TASK OBJECTIVE: Copy out each line of the material below that holds the string "JSON".

** start of RECORDS FOR PROCESSING **

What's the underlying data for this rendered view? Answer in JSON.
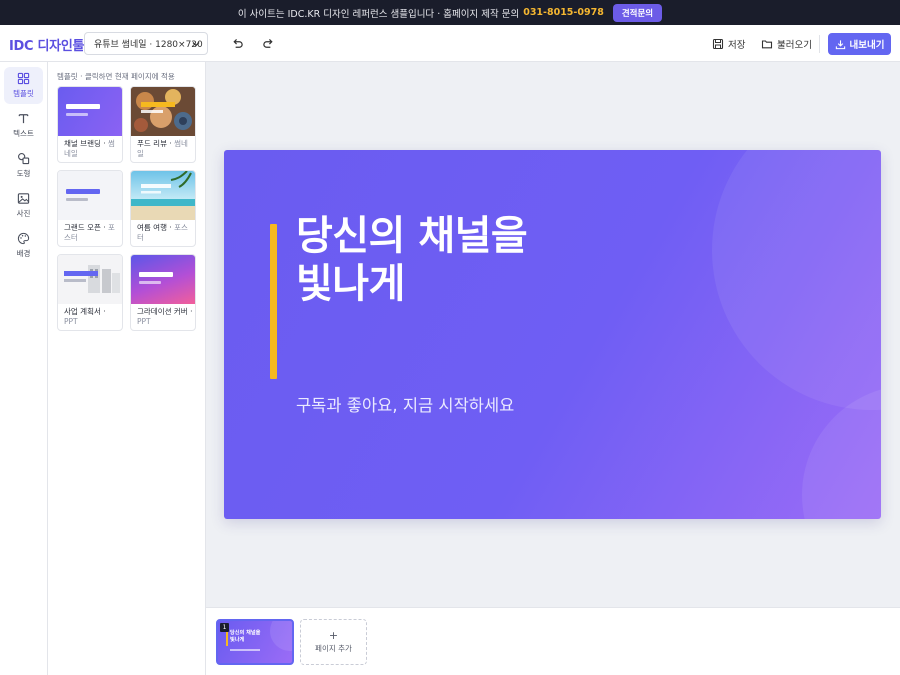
{
  "banner": {
    "text": "이 사이트는 IDC.KR 디자인 레퍼런스 샘플입니다 · 홈페이지 제작 문의",
    "phone": "031-8015-0978",
    "cta": "견적문의"
  },
  "header": {
    "logo": "IDC 디자인툴",
    "size_select": "유튜브 썸네일 · 1280×720",
    "save": "저장",
    "load": "불러오기",
    "export": "내보내기"
  },
  "rail": [
    {
      "label": "템플릿",
      "icon": "grid-icon",
      "active": true
    },
    {
      "label": "텍스트",
      "icon": "text-icon",
      "active": false
    },
    {
      "label": "도형",
      "icon": "shapes-icon",
      "active": false
    },
    {
      "label": "사진",
      "icon": "image-icon",
      "active": false
    },
    {
      "label": "배경",
      "icon": "palette-icon",
      "active": false
    }
  ],
  "templates": {
    "hint": "템플릿 · 클릭하면 현재 페이지에 적용",
    "items": [
      {
        "name": "채널 브랜딩",
        "type": "썸네일"
      },
      {
        "name": "푸드 리뷰",
        "type": "썸네일"
      },
      {
        "name": "그랜드 오픈",
        "type": "포스터"
      },
      {
        "name": "여름 여행",
        "type": "포스터"
      },
      {
        "name": "사업 계획서",
        "type": "PPT"
      },
      {
        "name": "그라데이션 커버",
        "type": "PPT"
      }
    ]
  },
  "slide": {
    "headline_line1": "당신의 채널을",
    "headline_line2": "빛나게",
    "subtitle": "구독과 좋아요, 지금 시작하세요"
  },
  "pages": {
    "current_number": "1",
    "thumb_title_line1": "당신의 채널을",
    "thumb_title_line2": "빛나게",
    "add_label": "페이지 추가"
  },
  "colors": {
    "accent": "#6366f1",
    "brand": "#5b4fe0",
    "highlight": "#f6b91f",
    "banner_bg": "#1a1d2b"
  }
}
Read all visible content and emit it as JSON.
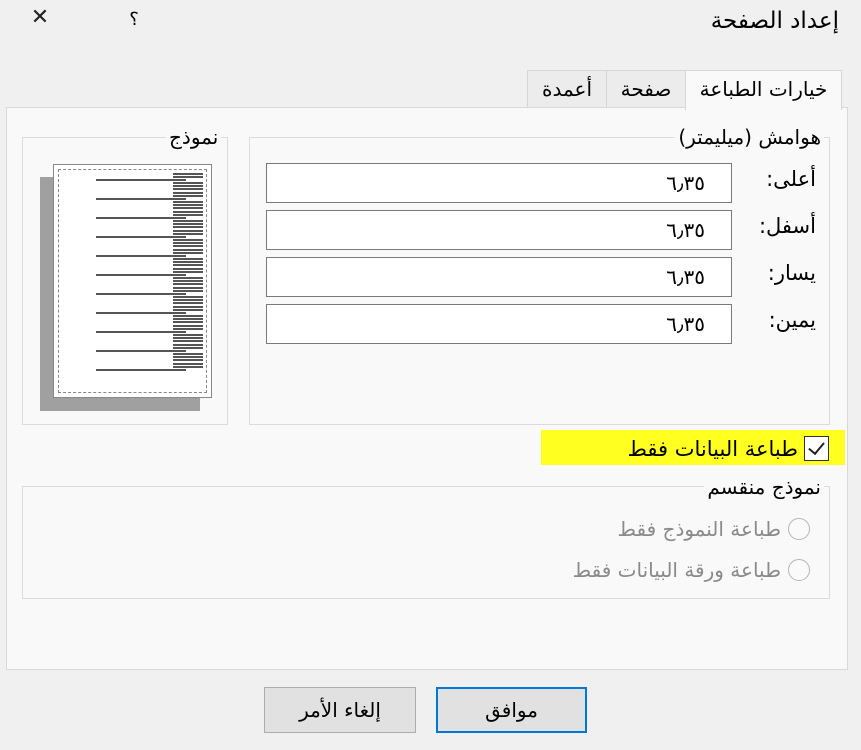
{
  "dialog": {
    "title": "إعداد الصفحة",
    "help_label": "؟",
    "close_label": "✕"
  },
  "tabs": [
    {
      "label": "خيارات الطباعة",
      "active": true
    },
    {
      "label": "صفحة",
      "active": false
    },
    {
      "label": "أعمدة",
      "active": false
    }
  ],
  "margins": {
    "group_label": "هوامش (ميليمتر)",
    "top": {
      "label": "أعلى:",
      "value": "٦٫٣٥"
    },
    "bottom": {
      "label": "أسفل:",
      "value": "٦٫٣٥"
    },
    "left": {
      "label": "يسار:",
      "value": "٦٫٣٥"
    },
    "right": {
      "label": "يمين:",
      "value": "٦٫٣٥"
    }
  },
  "preview": {
    "group_label": "نموذج"
  },
  "print_data_only": {
    "label": "طباعة البيانات فقط",
    "checked": true,
    "highlight_color": "#ffff20"
  },
  "split_form": {
    "group_label": "نموذج منقسم",
    "options": [
      {
        "label": "طباعة النموذج فقط",
        "enabled": false
      },
      {
        "label": "طباعة ورقة البيانات فقط",
        "enabled": false
      }
    ]
  },
  "buttons": {
    "ok": "موافق",
    "cancel": "إلغاء الأمر"
  },
  "colors": {
    "accent": "#0078d7",
    "background": "#f0f0f0"
  }
}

** end of RECORDS FOR PROCESSING **

RESPONSE TO THE EXERCISE:
What's the underlying data for this rendered view? Answer in JSON.
Read all visible content and emit it as JSON.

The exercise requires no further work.